### WHAT YOU HAVE TO DO
Find the string "text" in the records. Copy every line it appears in.

(Stored data)
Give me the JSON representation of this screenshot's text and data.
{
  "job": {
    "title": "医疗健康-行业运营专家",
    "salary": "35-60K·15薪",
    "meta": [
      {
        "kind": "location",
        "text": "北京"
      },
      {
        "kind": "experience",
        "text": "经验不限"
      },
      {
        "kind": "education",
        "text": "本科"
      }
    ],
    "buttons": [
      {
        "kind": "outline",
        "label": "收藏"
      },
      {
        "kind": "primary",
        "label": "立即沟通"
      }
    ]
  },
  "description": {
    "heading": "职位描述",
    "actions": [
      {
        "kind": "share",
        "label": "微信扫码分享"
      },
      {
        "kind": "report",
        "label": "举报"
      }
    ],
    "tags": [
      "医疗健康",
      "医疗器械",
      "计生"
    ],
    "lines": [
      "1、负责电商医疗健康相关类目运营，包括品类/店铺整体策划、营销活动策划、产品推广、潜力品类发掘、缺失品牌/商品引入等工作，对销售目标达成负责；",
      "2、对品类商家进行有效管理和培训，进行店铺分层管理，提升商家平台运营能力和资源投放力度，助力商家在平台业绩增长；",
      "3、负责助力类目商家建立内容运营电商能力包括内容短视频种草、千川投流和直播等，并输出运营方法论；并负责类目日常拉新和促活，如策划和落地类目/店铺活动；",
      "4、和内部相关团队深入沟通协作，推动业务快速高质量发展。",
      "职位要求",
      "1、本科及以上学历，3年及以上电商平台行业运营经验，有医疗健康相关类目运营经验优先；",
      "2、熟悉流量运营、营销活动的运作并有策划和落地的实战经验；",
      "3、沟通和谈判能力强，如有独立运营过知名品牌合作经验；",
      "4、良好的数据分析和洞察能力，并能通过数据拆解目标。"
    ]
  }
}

### OUTPUT FOR THIS TASK
Give me the JSON representation of this screenshot's text and data.
        "text": "北京"
        "text": "经验不限"
        "text": "本科"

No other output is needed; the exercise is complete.